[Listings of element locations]
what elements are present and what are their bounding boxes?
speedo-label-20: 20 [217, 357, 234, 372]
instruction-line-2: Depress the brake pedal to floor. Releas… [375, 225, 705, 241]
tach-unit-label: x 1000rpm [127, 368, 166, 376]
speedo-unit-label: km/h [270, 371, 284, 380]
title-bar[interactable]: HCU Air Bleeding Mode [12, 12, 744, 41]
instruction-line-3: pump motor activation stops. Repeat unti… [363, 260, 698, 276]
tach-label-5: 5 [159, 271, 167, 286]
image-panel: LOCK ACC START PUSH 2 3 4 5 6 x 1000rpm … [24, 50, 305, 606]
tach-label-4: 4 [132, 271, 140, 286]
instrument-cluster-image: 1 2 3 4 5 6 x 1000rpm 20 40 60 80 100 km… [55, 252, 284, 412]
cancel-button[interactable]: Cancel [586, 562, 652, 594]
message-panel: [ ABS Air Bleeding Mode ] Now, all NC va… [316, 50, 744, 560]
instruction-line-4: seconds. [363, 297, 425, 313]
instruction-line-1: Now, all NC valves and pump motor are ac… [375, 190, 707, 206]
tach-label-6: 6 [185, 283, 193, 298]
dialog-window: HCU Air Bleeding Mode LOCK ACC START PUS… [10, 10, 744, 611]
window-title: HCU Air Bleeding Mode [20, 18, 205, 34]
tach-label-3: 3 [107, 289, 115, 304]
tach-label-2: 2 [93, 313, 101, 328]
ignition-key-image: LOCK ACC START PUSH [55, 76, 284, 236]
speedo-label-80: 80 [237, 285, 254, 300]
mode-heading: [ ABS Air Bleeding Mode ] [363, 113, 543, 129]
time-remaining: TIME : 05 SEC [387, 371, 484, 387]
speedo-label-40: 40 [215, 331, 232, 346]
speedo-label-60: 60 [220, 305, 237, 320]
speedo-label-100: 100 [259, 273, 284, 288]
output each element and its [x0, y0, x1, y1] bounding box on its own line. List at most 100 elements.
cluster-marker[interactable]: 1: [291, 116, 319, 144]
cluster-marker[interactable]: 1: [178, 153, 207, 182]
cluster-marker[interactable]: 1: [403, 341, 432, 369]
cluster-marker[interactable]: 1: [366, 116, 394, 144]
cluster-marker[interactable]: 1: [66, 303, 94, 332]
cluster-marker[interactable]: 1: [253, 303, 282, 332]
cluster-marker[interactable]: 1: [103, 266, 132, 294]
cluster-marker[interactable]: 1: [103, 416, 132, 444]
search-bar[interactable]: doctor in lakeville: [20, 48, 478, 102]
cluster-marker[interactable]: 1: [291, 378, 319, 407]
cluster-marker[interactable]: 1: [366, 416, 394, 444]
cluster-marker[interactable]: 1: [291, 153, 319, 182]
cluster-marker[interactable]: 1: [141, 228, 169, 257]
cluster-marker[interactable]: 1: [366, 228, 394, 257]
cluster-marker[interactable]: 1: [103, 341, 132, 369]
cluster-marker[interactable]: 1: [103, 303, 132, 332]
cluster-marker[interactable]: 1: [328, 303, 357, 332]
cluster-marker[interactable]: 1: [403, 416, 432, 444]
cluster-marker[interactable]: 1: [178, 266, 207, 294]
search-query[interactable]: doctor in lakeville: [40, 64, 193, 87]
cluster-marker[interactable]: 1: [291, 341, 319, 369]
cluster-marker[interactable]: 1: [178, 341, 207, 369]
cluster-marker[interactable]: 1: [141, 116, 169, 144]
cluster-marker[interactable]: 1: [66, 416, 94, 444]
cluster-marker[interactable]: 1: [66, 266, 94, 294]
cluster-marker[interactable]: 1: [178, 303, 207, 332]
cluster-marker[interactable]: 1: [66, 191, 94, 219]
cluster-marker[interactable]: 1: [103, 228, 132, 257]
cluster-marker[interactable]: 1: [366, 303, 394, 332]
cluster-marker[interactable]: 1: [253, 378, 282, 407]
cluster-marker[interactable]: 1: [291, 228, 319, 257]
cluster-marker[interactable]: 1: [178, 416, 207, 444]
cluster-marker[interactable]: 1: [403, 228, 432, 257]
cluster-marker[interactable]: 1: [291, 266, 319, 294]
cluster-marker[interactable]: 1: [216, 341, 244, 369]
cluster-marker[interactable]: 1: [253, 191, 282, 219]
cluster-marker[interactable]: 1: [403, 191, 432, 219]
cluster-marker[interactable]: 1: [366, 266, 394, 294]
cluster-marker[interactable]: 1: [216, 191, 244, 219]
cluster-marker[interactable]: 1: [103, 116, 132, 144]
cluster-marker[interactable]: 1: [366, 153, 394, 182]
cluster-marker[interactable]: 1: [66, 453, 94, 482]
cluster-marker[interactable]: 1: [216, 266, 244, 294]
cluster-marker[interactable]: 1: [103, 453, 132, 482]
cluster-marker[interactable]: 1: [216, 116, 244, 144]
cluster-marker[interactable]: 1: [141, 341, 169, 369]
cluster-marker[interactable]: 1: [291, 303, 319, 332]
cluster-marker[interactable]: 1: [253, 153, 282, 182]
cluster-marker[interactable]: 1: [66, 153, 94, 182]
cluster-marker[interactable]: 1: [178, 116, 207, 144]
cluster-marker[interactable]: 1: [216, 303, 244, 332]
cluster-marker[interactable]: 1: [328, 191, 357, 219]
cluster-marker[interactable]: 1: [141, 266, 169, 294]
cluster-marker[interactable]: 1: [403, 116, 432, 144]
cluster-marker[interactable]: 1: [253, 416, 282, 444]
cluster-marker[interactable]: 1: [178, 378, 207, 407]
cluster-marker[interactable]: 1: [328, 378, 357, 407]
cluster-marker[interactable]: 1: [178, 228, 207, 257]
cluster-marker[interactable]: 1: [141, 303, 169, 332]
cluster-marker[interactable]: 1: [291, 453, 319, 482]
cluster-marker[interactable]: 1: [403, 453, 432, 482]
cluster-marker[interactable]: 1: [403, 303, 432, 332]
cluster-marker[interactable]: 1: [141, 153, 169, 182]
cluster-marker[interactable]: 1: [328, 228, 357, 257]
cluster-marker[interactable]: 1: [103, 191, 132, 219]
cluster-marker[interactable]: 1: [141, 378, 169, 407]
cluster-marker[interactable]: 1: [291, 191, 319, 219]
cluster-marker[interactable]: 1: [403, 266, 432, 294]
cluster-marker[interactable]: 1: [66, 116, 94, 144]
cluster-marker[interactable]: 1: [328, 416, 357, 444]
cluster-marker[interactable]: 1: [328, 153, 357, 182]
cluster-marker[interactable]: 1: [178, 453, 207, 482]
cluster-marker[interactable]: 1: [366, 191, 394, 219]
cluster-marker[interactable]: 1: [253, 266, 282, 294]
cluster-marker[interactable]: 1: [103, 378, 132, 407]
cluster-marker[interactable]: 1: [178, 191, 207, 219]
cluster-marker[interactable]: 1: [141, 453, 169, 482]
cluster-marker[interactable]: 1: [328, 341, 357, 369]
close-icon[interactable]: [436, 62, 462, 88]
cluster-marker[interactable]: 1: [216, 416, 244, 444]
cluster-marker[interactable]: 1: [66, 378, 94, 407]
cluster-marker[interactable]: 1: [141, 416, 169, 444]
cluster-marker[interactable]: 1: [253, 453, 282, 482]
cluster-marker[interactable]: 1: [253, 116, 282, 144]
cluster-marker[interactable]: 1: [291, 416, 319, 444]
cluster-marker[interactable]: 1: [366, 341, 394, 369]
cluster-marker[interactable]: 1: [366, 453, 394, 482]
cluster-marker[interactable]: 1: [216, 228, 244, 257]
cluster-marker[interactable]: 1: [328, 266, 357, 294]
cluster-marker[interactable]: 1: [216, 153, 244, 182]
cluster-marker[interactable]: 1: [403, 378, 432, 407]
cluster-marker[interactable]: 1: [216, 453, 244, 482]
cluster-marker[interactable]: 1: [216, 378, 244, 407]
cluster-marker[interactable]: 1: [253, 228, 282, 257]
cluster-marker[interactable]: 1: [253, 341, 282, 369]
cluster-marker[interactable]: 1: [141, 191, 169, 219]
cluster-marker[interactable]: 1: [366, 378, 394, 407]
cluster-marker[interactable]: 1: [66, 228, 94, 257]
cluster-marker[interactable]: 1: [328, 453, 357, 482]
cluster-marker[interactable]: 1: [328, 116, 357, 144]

### What is needed
Gather every line of the material above that contains the string "Bleeding", and copy each of those lines out in full.

### Full solution
title-bar[interactable]: HCU Air Bleeding Mode [12, 12, 744, 41]
message-panel: [ ABS Air Bleeding Mode ] Now, all NC va… [316, 50, 744, 560]
dialog-window: HCU Air Bleeding Mode LOCK ACC START PUS… [10, 10, 744, 611]
window-title: HCU Air Bleeding Mode [20, 18, 205, 34]
mode-heading: [ ABS Air Bleeding Mode ] [363, 113, 543, 129]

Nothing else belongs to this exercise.